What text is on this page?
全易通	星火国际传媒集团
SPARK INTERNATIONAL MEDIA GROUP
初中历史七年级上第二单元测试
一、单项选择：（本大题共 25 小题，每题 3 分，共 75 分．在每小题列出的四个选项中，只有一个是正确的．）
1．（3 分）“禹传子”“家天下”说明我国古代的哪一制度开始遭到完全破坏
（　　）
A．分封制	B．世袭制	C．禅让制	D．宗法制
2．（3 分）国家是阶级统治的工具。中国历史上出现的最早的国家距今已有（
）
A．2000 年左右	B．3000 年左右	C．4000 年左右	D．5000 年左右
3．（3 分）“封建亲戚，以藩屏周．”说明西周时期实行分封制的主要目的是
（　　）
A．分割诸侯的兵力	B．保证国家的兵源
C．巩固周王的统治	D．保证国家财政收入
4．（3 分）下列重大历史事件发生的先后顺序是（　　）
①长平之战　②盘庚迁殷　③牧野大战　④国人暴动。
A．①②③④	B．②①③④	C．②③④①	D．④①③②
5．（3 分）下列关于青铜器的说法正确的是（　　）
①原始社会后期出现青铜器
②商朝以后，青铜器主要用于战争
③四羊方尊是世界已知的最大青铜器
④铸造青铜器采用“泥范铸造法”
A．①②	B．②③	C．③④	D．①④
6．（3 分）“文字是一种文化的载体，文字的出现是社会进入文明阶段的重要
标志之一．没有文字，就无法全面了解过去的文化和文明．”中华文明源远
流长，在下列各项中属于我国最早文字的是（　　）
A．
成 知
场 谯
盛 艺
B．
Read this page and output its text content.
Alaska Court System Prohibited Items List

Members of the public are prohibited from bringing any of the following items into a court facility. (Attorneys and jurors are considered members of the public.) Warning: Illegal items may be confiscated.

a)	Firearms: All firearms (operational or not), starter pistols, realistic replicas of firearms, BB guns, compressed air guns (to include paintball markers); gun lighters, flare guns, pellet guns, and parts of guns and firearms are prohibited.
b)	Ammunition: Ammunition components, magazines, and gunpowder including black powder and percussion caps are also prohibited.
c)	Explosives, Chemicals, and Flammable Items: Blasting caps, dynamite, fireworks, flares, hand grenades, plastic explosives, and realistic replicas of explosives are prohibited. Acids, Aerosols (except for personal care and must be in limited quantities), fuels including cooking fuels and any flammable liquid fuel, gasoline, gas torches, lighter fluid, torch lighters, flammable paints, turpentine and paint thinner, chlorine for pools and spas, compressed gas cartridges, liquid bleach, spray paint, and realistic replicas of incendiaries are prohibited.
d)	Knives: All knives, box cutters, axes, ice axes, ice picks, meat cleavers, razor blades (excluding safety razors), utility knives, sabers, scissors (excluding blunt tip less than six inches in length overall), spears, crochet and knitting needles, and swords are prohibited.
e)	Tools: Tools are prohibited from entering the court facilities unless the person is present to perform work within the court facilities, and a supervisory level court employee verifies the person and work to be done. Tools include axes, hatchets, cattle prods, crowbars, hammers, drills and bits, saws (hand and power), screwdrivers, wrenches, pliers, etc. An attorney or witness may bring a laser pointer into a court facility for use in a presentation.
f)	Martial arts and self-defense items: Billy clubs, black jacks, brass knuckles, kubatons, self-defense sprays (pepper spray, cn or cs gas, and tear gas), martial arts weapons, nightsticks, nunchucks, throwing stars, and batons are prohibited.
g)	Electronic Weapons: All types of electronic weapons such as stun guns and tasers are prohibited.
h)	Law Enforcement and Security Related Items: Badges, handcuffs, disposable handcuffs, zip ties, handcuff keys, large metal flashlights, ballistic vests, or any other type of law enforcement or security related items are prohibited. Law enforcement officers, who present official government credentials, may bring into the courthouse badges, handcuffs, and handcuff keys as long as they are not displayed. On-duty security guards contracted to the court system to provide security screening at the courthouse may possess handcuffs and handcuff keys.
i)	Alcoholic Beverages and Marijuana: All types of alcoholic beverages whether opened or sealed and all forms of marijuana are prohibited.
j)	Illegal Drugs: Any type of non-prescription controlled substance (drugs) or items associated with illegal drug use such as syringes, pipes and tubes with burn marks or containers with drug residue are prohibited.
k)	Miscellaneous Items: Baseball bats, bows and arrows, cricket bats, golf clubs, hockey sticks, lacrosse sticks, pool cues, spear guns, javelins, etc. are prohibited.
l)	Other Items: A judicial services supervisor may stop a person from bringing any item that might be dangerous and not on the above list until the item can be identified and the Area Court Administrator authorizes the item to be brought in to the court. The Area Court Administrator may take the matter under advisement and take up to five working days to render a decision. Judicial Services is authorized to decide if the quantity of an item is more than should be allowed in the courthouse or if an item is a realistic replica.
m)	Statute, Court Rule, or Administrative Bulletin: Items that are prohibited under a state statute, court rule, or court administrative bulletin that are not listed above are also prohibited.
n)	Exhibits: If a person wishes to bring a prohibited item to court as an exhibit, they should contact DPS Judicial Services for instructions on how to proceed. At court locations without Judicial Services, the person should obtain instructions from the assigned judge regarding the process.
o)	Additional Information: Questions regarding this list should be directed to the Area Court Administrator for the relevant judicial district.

- - -

== WHAT YOU SHOULD DO ==
From the records above, extract every line exactly as it stands.

== OUTPUT OF THE TASK ==
What text is on this page?
全易通	星火国际传媒集团
SPARK INTERNATIONAL MEDIA GROUP
初中历史七年级上第二单元测试
一、单项选择：（本大题共 25 小题，每题 3 分，共 75 分．在每小题列出的四个选项中，只有一个是正确的．）
1．（3 分）“禹传子”“家天下”说明我国古代的哪一制度开始遭到完全破坏
（　　）
A．分封制	B．世袭制	C．禅让制	D．宗法制
2．（3 分）国家是阶级统治的工具。中国历史上出现的最早的国家距今已有（
）
A．2000 年左右	B．3000 年左右	C．4000 年左右	D．5000 年左右
3．（3 分）“封建亲戚，以藩屏周．”说明西周时期实行分封制的主要目的是
（　　）
A．分割诸侯的兵力	B．保证国家的兵源
C．巩固周王的统治	D．保证国家财政收入
4．（3 分）下列重大历史事件发生的先后顺序是（　　）
①长平之战　②盘庚迁殷　③牧野大战　④国人暴动。
A．①②③④	B．②①③④	C．②③④①	D．④①③②
5．（3 分）下列关于青铜器的说法正确的是（　　）
①原始社会后期出现青铜器
②商朝以后，青铜器主要用于战争
③四羊方尊是世界已知的最大青铜器
④铸造青铜器采用“泥范铸造法”
A．①②	B．②③	C．③④	D．①④
6．（3 分）“文字是一种文化的载体，文字的出现是社会进入文明阶段的重要
标志之一．没有文字，就无法全面了解过去的文化和文明．”中华文明源远
流长，在下列各项中属于我国最早文字的是（　　）
A．
成 知
场 谯
盛 艺
B．
Read this page and output its text content.
Alaska Court System Prohibited Items List

Members of the public are prohibited from bringing any of the following items into a court facility. (Attorneys and jurors are considered members of the public.) Warning: Illegal items may be confiscated.

a)	Firearms: All firearms (operational or not), starter pistols, realistic replicas of firearms, BB guns, compressed air guns (to include paintball markers); gun lighters, flare guns, pellet guns, and parts of guns and firearms are prohibited.
b)	Ammunition: Ammunition components, magazines, and gunpowder including black powder and percussion caps are also prohibited.
c)	Explosives, Chemicals, and Flammable Items: Blasting caps, dynamite, fireworks, flares, hand grenades, plastic explosives, and realistic replicas of explosives are prohibited. Acids, Aerosols (except for personal care and must be in limited quantities), fuels including cooking fuels and any flammable liquid fuel, gasoline, gas torches, lighter fluid, torch lighters, flammable paints, turpentine and paint thinner, chlorine for pools and spas, compressed gas cartridges, liquid bleach, spray paint, and realistic replicas of incendiaries are prohibited.
d)	Knives: All knives, box cutters, axes, ice axes, ice picks, meat cleavers, razor blades (excluding safety razors), utility knives, sabers, scissors (excluding blunt tip less than six inches in length overall), spears, crochet and knitting needles, and swords are prohibited.
e)	Tools: Tools are prohibited from entering the court facilities unless the person is present to perform work within the court facilities, and a supervisory level court employee verifies the person and work to be done. Tools include axes, hatchets, cattle prods, crowbars, hammers, drills and bits, saws (hand and power), screwdrivers, wrenches, pliers, etc. An attorney or witness may bring a laser pointer into a court facility for use in a presentation.
f)	Martial arts and self-defense items: Billy clubs, black jacks, brass knuckles, kubatons, self-defense sprays (pepper spray, cn or cs gas, and tear gas), martial arts weapons, nightsticks, nunchucks, throwing stars, and batons are prohibited.
g)	Electronic Weapons: All types of electronic weapons such as stun guns and tasers are prohibited.
h)	Law Enforcement and Security Related Items: Badges, handcuffs, disposable handcuffs, zip ties, handcuff keys, large metal flashlights, ballistic vests, or any other type of law enforcement or security related items are prohibited. Law enforcement officers, who present official government credentials, may bring into the courthouse badges, handcuffs, and handcuff keys as long as they are not displayed. On-duty security guards contracted to the court system to provide security screening at the courthouse may possess handcuffs and handcuff keys.
i)	Alcoholic Beverages and Marijuana: All types of alcoholic beverages whether opened or sealed and all forms of marijuana are prohibited.
j)	Illegal Drugs: Any type of non-prescription controlled substance (drugs) or items associated with illegal drug use such as syringes, pipes and tubes with burn marks or containers with drug residue are prohibited.
k)	Miscellaneous Items: Baseball bats, bows and arrows, cricket bats, golf clubs, hockey sticks, lacrosse sticks, pool cues, spear guns, javelins, etc. are prohibited.
l)	Other Items: A judicial services supervisor may stop a person from bringing any item that might be dangerous and not on the above list until the item can be identified and the Area Court Administrator authorizes the item to be brought in to the court. The Area Court Administrator may take the matter under advisement and take up to five working days to render a decision. Judicial Services is authorized to decide if the quantity of an item is more than should be allowed in the courthouse or if an item is a realistic replica.
m)	Statute, Court Rule, or Administrative Bulletin: Items that are prohibited under a state statute, court rule, or court administrative bulletin that are not listed above are also prohibited.
n)	Exhibits: If a person wishes to bring a prohibited item to court as an exhibit, they should contact DPS Judicial Services for instructions on how to proceed. At court locations without Judicial Services, the person should obtain instructions from the assigned judge regarding the process.
o)	Additional Information: Questions regarding this list should be directed to the Area Court Administrator for the relevant judicial district.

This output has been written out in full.